* **RECORDS FOR THIS TASK**
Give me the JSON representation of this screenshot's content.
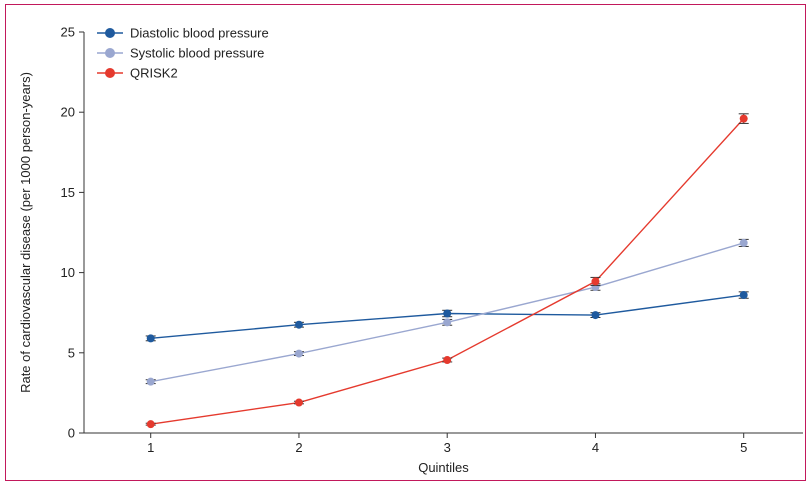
{
  "chart_data": {
    "type": "line",
    "title": "",
    "xlabel": "Quintiles",
    "ylabel": "Rate of cardiovascular disease (per 1000 person-years)",
    "categories": [
      "1",
      "2",
      "3",
      "4",
      "5"
    ],
    "x": [
      1,
      2,
      3,
      4,
      5
    ],
    "xlim": [
      0.55,
      5.4
    ],
    "ylim": [
      0,
      25
    ],
    "yticks": [
      0,
      5,
      10,
      15,
      20,
      25
    ],
    "xticks": [
      1,
      2,
      3,
      4,
      5
    ],
    "grid": false,
    "legend_position": "top-left",
    "error_bars": true,
    "series": [
      {
        "name": "Diastolic blood pressure",
        "color": "#1f5a9e",
        "values": [
          5.9,
          6.75,
          7.45,
          7.35,
          8.6
        ],
        "error": [
          0.15,
          0.15,
          0.2,
          0.15,
          0.2
        ]
      },
      {
        "name": "Systolic blood pressure",
        "color": "#9aa7d0",
        "values": [
          3.2,
          4.95,
          6.9,
          9.1,
          11.85
        ],
        "error": [
          0.12,
          0.12,
          0.18,
          0.2,
          0.22
        ]
      },
      {
        "name": "QRISK2",
        "color": "#e53a2e",
        "values": [
          0.55,
          1.9,
          4.55,
          9.45,
          19.6
        ],
        "error": [
          0.06,
          0.08,
          0.12,
          0.25,
          0.3
        ]
      }
    ]
  }
}
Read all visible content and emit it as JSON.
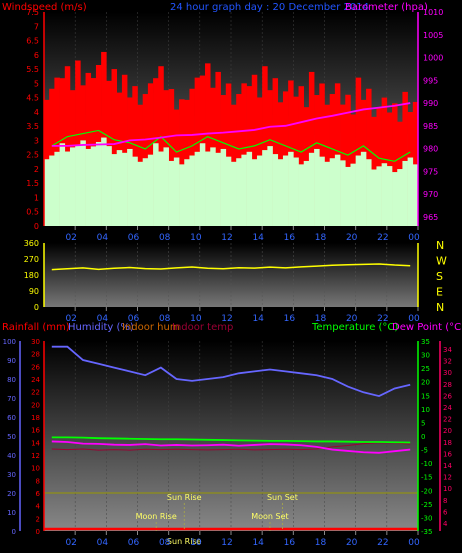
{
  "header": {
    "left": "Windspeed (m/s)",
    "center": "24 hour graph day : 20 December 2014",
    "right": "Barometer (hpa)"
  },
  "colors": {
    "wind_gust": "#ff0000",
    "wind_avg": "#ccffcc",
    "wind_avg_line": "#00ff00",
    "barometer": "#ff00ff",
    "direction": "#ffff00",
    "rainfall": "#ff0000",
    "humidity": "#6666ff",
    "indoor_hum": "#cc6600",
    "indoor_temp": "#990033",
    "temperature": "#00ff00",
    "dew_point": "#ff00ff",
    "sun": "#ffff66",
    "moon": "#ffff66"
  },
  "chart_data": [
    {
      "type": "line",
      "title": "24 hour graph day : 20 December 2014",
      "x_ticks": [
        "02",
        "04",
        "06",
        "08",
        "10",
        "12",
        "14",
        "16",
        "18",
        "20",
        "22",
        "00"
      ],
      "left_axis": {
        "label": "Windspeed (m/s)",
        "ylim": [
          0,
          7.5
        ],
        "ticks": [
          "7.5",
          "7",
          "6.5",
          "6",
          "5.5",
          "5",
          "4.5",
          "4",
          "3.5",
          "3",
          "2.5",
          "2",
          "1.5",
          "1",
          "0.5",
          "0"
        ]
      },
      "right_axis": {
        "label": "Barometer (hpa)",
        "ylim": [
          963,
          1010
        ],
        "ticks": [
          "1010",
          "1005",
          "1000",
          "995",
          "990",
          "985",
          "980",
          "975",
          "970",
          "965"
        ]
      },
      "series": [
        {
          "name": "gust",
          "values": [
            5.2,
            5.6,
            5.8,
            6.1,
            5.5,
            5.3,
            5.0,
            5.6,
            4.8,
            5.2,
            5.7,
            5.4,
            5.0,
            5.3,
            5.6,
            5.1,
            4.9,
            5.4,
            5.0,
            4.6,
            5.2,
            4.5,
            4.3,
            4.7
          ]
        },
        {
          "name": "average",
          "values": [
            2.6,
            2.9,
            3.0,
            3.1,
            2.8,
            2.7,
            2.5,
            2.9,
            2.4,
            2.6,
            2.9,
            2.7,
            2.5,
            2.6,
            2.8,
            2.6,
            2.4,
            2.7,
            2.5,
            2.3,
            2.6,
            2.2,
            2.1,
            2.4
          ]
        },
        {
          "name": "barometer",
          "values": [
            980.6,
            980.6,
            980.8,
            980.9,
            981.0,
            981.8,
            982.0,
            982.4,
            982.9,
            983.0,
            983.3,
            983.5,
            983.8,
            984.1,
            984.8,
            985.0,
            985.8,
            986.6,
            987.2,
            987.9,
            988.6,
            989.0,
            989.4,
            990.0
          ]
        }
      ]
    },
    {
      "type": "line",
      "y_ticks": [
        "360",
        "270",
        "180",
        "90",
        "0"
      ],
      "ylim": [
        0,
        360
      ],
      "right_labels": [
        "N",
        "W",
        "S",
        "E",
        "N"
      ],
      "series": [
        {
          "name": "direction",
          "values": [
            210,
            215,
            220,
            212,
            218,
            222,
            216,
            214,
            220,
            225,
            218,
            215,
            221,
            219,
            224,
            220,
            226,
            230,
            235,
            238,
            240,
            242,
            236,
            232
          ]
        }
      ]
    },
    {
      "type": "line",
      "legend": [
        "Rainfall (mm)",
        "Humidity (%)",
        "Indoor hum",
        "Indoor temp",
        "Temperature (°C)",
        "Dew Point (°C)"
      ],
      "left_axis_rain": {
        "ticks": [
          "30",
          "28",
          "26",
          "24",
          "22",
          "20",
          "18",
          "16",
          "14",
          "12",
          "10",
          "8",
          "6",
          "4",
          "2",
          "0"
        ],
        "ylim": [
          0,
          30
        ]
      },
      "left_axis_hum": {
        "ticks": [
          "100",
          "90",
          "80",
          "70",
          "60",
          "50",
          "40",
          "30",
          "20",
          "10",
          "0"
        ],
        "ylim": [
          0,
          100
        ]
      },
      "right_axis_temp": {
        "ticks": [
          "35",
          "30",
          "25",
          "20",
          "15",
          "10",
          "5",
          "0",
          "-5",
          "-10",
          "-15",
          "-20",
          "-25",
          "-30",
          "-35"
        ],
        "ylim": [
          -35,
          35
        ]
      },
      "right_axis_dew": {
        "ticks": [
          "34",
          "32",
          "30",
          "28",
          "26",
          "24",
          "22",
          "20",
          "18",
          "16",
          "14",
          "12",
          "10",
          "8",
          "6",
          "4"
        ]
      },
      "series": [
        {
          "name": "humidity",
          "values": [
            97,
            97,
            90,
            88,
            86,
            84,
            82,
            86,
            80,
            79,
            80,
            81,
            83,
            84,
            85,
            84,
            83,
            82,
            80,
            76,
            73,
            71,
            75,
            77
          ]
        },
        {
          "name": "temperature",
          "values": [
            -0.5,
            -0.5,
            -0.6,
            -0.8,
            -0.9,
            -1.0,
            -1.1,
            -1.2,
            -1.2,
            -1.3,
            -1.4,
            -1.5,
            -1.6,
            -1.7,
            -1.8,
            -1.8,
            -1.9,
            -2.0,
            -2.0,
            -2.1,
            -2.2,
            -2.2,
            -2.3,
            -2.4
          ]
        },
        {
          "name": "dew_point",
          "values": [
            -2.0,
            -2.2,
            -2.8,
            -2.9,
            -3.2,
            -3.3,
            -3.0,
            -3.5,
            -3.3,
            -3.5,
            -3.4,
            -3.2,
            -3.6,
            -3.3,
            -3.0,
            -3.1,
            -3.4,
            -4.0,
            -5.0,
            -5.5,
            -6.0,
            -6.2,
            -5.6,
            -5.0
          ]
        },
        {
          "name": "indoor_temp",
          "values": [
            -4.8,
            -5.0,
            -4.8,
            -5.2,
            -5.0,
            -5.2,
            -4.9,
            -5.0,
            -4.9,
            -5.0,
            -5.1,
            -5.0,
            -4.9,
            -5.1,
            -5.0,
            -4.9,
            -5.0,
            -4.8,
            -4.0,
            -3.5,
            -2.8,
            -2.5,
            -2.6,
            -3.0
          ]
        },
        {
          "name": "indoor_hum",
          "values": [
            6,
            6,
            6,
            6,
            6,
            6,
            6,
            6,
            6,
            6,
            6,
            6,
            6,
            6,
            6,
            6,
            6,
            6,
            6,
            6,
            6,
            6,
            6,
            6
          ]
        },
        {
          "name": "rainfall",
          "values": [
            0,
            0,
            0,
            0,
            0,
            0,
            0,
            0,
            0,
            0,
            0,
            0,
            0,
            0,
            0,
            0,
            0,
            0,
            0,
            0,
            0,
            0,
            0,
            0
          ]
        }
      ],
      "events": [
        {
          "label": "Moon Rise",
          "time": 7.2
        },
        {
          "label": "Sun Rise",
          "time": 9.0
        },
        {
          "label": "Sun Set",
          "time": 15.3
        },
        {
          "label": "Moon Set",
          "time": 14.5
        },
        {
          "label": "Sun Rise",
          "time": 9.0
        },
        {
          "label": "Sun Set",
          "time": 15.3
        }
      ],
      "bottom_event_label": "Sun Rise"
    }
  ]
}
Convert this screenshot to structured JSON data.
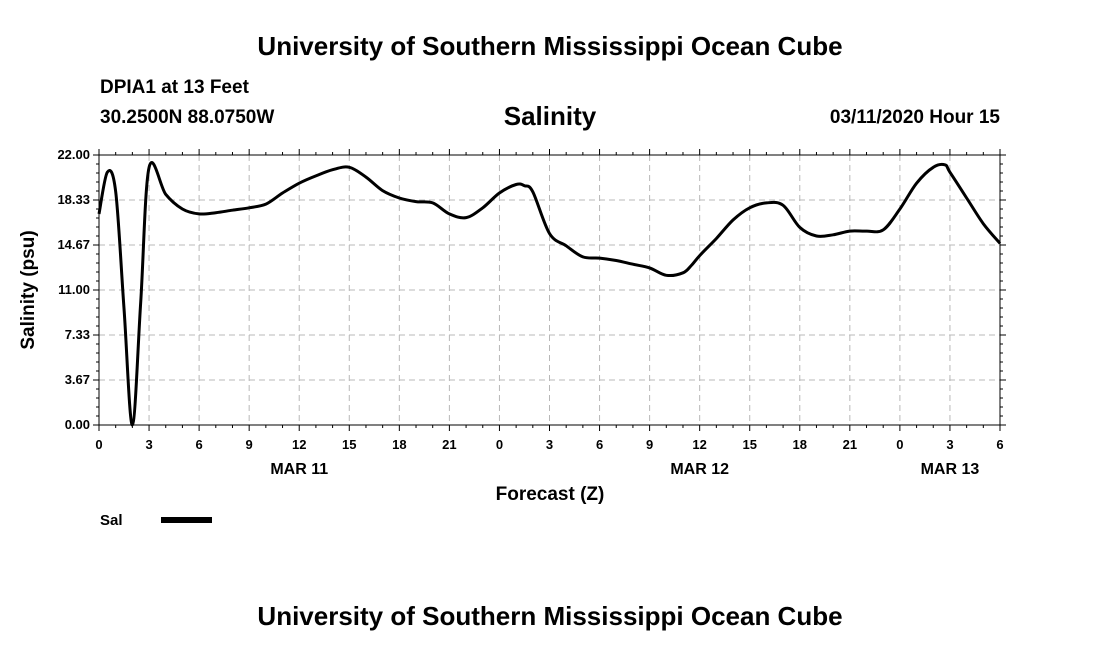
{
  "page": {
    "top_title": "University of Southern Mississippi Ocean Cube",
    "bottom_title": "University of Southern Mississippi Ocean Cube",
    "station": "DPIA1 at 13 Feet",
    "coords": "30.2500N 88.0750W",
    "chart_title": "Salinity",
    "datetime": "03/11/2020 Hour 15"
  },
  "chart_data": {
    "type": "line",
    "title": "Salinity",
    "xlabel": "Forecast (Z)",
    "ylabel": "Salinity (psu)",
    "ylim": [
      0,
      22
    ],
    "xlim": [
      0,
      54
    ],
    "y_ticks": [
      "0.00",
      "3.67",
      "7.33",
      "11.00",
      "14.67",
      "18.33",
      "22.00"
    ],
    "x_ticks": [
      "0",
      "3",
      "6",
      "9",
      "12",
      "15",
      "18",
      "21",
      "0",
      "3",
      "6",
      "9",
      "12",
      "15",
      "18",
      "21",
      "0",
      "3",
      "6"
    ],
    "day_labels": [
      {
        "label": "MAR 11",
        "x": 12
      },
      {
        "label": "MAR 12",
        "x": 36
      },
      {
        "label": "MAR 13",
        "x": 51
      }
    ],
    "grid": true,
    "legend_position": "bottom-left",
    "series": [
      {
        "name": "Sal",
        "color": "#000000",
        "x": [
          0,
          0.5,
          1,
          1.5,
          2,
          2.5,
          3,
          4,
          5,
          6,
          7,
          8,
          9,
          10,
          11,
          12,
          13,
          14,
          15,
          16,
          17,
          18,
          19,
          20,
          21,
          22,
          23,
          24,
          25,
          25.5,
          26,
          27,
          28,
          29,
          30,
          31,
          32,
          33,
          34,
          35,
          35.5,
          36,
          37,
          38,
          39,
          40,
          41,
          42,
          43,
          44,
          45,
          46,
          47,
          48,
          49,
          50,
          50.7,
          51,
          52,
          53,
          54
        ],
        "y": [
          17.2,
          20.6,
          19.0,
          9.5,
          0.0,
          10.0,
          21.0,
          18.8,
          17.6,
          17.2,
          17.3,
          17.5,
          17.7,
          18.0,
          18.9,
          19.7,
          20.3,
          20.8,
          21.0,
          20.2,
          19.1,
          18.5,
          18.2,
          18.1,
          17.2,
          16.9,
          17.7,
          18.9,
          19.6,
          19.5,
          19.0,
          15.6,
          14.6,
          13.7,
          13.6,
          13.4,
          13.1,
          12.8,
          12.2,
          12.4,
          13.0,
          13.8,
          15.2,
          16.7,
          17.7,
          18.1,
          17.9,
          16.1,
          15.4,
          15.5,
          15.8,
          15.8,
          15.9,
          17.6,
          19.7,
          21.0,
          21.2,
          20.6,
          18.5,
          16.4,
          14.8
        ]
      }
    ]
  }
}
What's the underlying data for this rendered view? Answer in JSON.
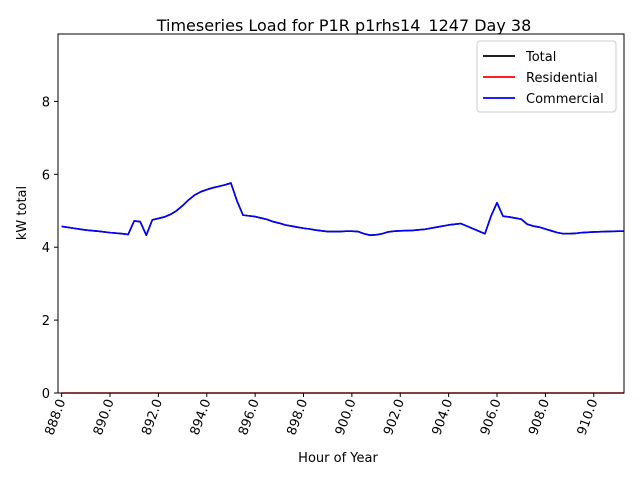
{
  "chart_data": {
    "type": "line",
    "title": "Timeseries Load for P1R p1rhs14_1247  Day 38",
    "xlabel": "Hour of Year",
    "ylabel": "kW total",
    "xlim": [
      887.85,
      911.25
    ],
    "ylim": [
      0,
      9.85
    ],
    "x_ticks": [
      888,
      890,
      892,
      894,
      896,
      898,
      900,
      902,
      904,
      906,
      908,
      910
    ],
    "x_tick_labels": [
      "888.0",
      "890.0",
      "892.0",
      "894.0",
      "896.0",
      "898.0",
      "900.0",
      "902.0",
      "904.0",
      "906.0",
      "908.0",
      "910.0"
    ],
    "y_ticks": [
      0,
      2,
      4,
      6,
      8
    ],
    "y_tick_labels": [
      "0",
      "2",
      "4",
      "6",
      "8"
    ],
    "legend_position": "top-right",
    "grid": false,
    "series": [
      {
        "name": "Total",
        "color": "#000000",
        "x": [
          888.0,
          888.5,
          889.0,
          889.5,
          890.0,
          890.5,
          890.75,
          891.0,
          891.25,
          891.5,
          891.75,
          892.0,
          892.25,
          892.5,
          892.75,
          893.0,
          893.25,
          893.5,
          893.75,
          894.0,
          894.25,
          894.5,
          894.75,
          895.0,
          895.25,
          895.5,
          895.75,
          896.0,
          896.25,
          896.5,
          896.75,
          897.0,
          897.25,
          897.5,
          897.75,
          898.0,
          898.25,
          898.5,
          898.75,
          899.0,
          899.25,
          899.5,
          899.75,
          900.0,
          900.25,
          900.5,
          900.75,
          901.0,
          901.25,
          901.5,
          901.75,
          902.0,
          902.5,
          903.0,
          903.5,
          904.0,
          904.5,
          904.75,
          905.0,
          905.5,
          905.75,
          906.0,
          906.25,
          906.5,
          906.75,
          907.0,
          907.25,
          907.5,
          907.75,
          908.0,
          908.25,
          908.5,
          908.75,
          909.0,
          909.25,
          909.5,
          909.75,
          910.0,
          910.5,
          911.0,
          911.25
        ],
        "values": [
          4.57,
          4.52,
          4.47,
          4.44,
          4.4,
          4.37,
          4.35,
          4.72,
          4.7,
          4.33,
          4.75,
          4.79,
          4.83,
          4.9,
          5.0,
          5.14,
          5.3,
          5.43,
          5.52,
          5.58,
          5.63,
          5.67,
          5.71,
          5.76,
          5.27,
          4.88,
          4.86,
          4.84,
          4.8,
          4.76,
          4.7,
          4.66,
          4.61,
          4.58,
          4.55,
          4.52,
          4.5,
          4.47,
          4.45,
          4.43,
          4.43,
          4.43,
          4.44,
          4.44,
          4.43,
          4.37,
          4.33,
          4.34,
          4.37,
          4.42,
          4.44,
          4.45,
          4.46,
          4.49,
          4.55,
          4.61,
          4.65,
          4.58,
          4.51,
          4.37,
          4.85,
          5.22,
          4.85,
          4.83,
          4.8,
          4.77,
          4.63,
          4.58,
          4.55,
          4.5,
          4.45,
          4.4,
          4.37,
          4.37,
          4.38,
          4.4,
          4.41,
          4.42,
          4.43,
          4.44,
          4.44
        ]
      },
      {
        "name": "Residential",
        "color": "#ff0000",
        "x": [
          888.0,
          911.25
        ],
        "values": [
          0.0,
          0.0
        ]
      },
      {
        "name": "Commercial",
        "color": "#0000ff",
        "x": [
          888.0,
          888.5,
          889.0,
          889.5,
          890.0,
          890.5,
          890.75,
          891.0,
          891.25,
          891.5,
          891.75,
          892.0,
          892.25,
          892.5,
          892.75,
          893.0,
          893.25,
          893.5,
          893.75,
          894.0,
          894.25,
          894.5,
          894.75,
          895.0,
          895.25,
          895.5,
          895.75,
          896.0,
          896.25,
          896.5,
          896.75,
          897.0,
          897.25,
          897.5,
          897.75,
          898.0,
          898.25,
          898.5,
          898.75,
          899.0,
          899.25,
          899.5,
          899.75,
          900.0,
          900.25,
          900.5,
          900.75,
          901.0,
          901.25,
          901.5,
          901.75,
          902.0,
          902.5,
          903.0,
          903.5,
          904.0,
          904.5,
          904.75,
          905.0,
          905.5,
          905.75,
          906.0,
          906.25,
          906.5,
          906.75,
          907.0,
          907.25,
          907.5,
          907.75,
          908.0,
          908.25,
          908.5,
          908.75,
          909.0,
          909.25,
          909.5,
          909.75,
          910.0,
          910.5,
          911.0,
          911.25
        ],
        "values": [
          4.57,
          4.52,
          4.47,
          4.44,
          4.4,
          4.37,
          4.35,
          4.72,
          4.7,
          4.33,
          4.75,
          4.79,
          4.83,
          4.9,
          5.0,
          5.14,
          5.3,
          5.43,
          5.52,
          5.58,
          5.63,
          5.67,
          5.71,
          5.76,
          5.27,
          4.88,
          4.86,
          4.84,
          4.8,
          4.76,
          4.7,
          4.66,
          4.61,
          4.58,
          4.55,
          4.52,
          4.5,
          4.47,
          4.45,
          4.43,
          4.43,
          4.43,
          4.44,
          4.44,
          4.43,
          4.37,
          4.33,
          4.34,
          4.37,
          4.42,
          4.44,
          4.45,
          4.46,
          4.49,
          4.55,
          4.61,
          4.65,
          4.58,
          4.51,
          4.37,
          4.85,
          5.22,
          4.85,
          4.83,
          4.8,
          4.77,
          4.63,
          4.58,
          4.55,
          4.5,
          4.45,
          4.4,
          4.37,
          4.37,
          4.38,
          4.4,
          4.41,
          4.42,
          4.43,
          4.44,
          4.44
        ]
      }
    ]
  }
}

* **WRITTEN REQUEST**
Copy each line from the records above that includes the string "December".

* **EXERCISE OUTPUT**
    "center": "24 hour graph day : 20 December 2014",
      "title": "24 hour graph day : 20 December 2014",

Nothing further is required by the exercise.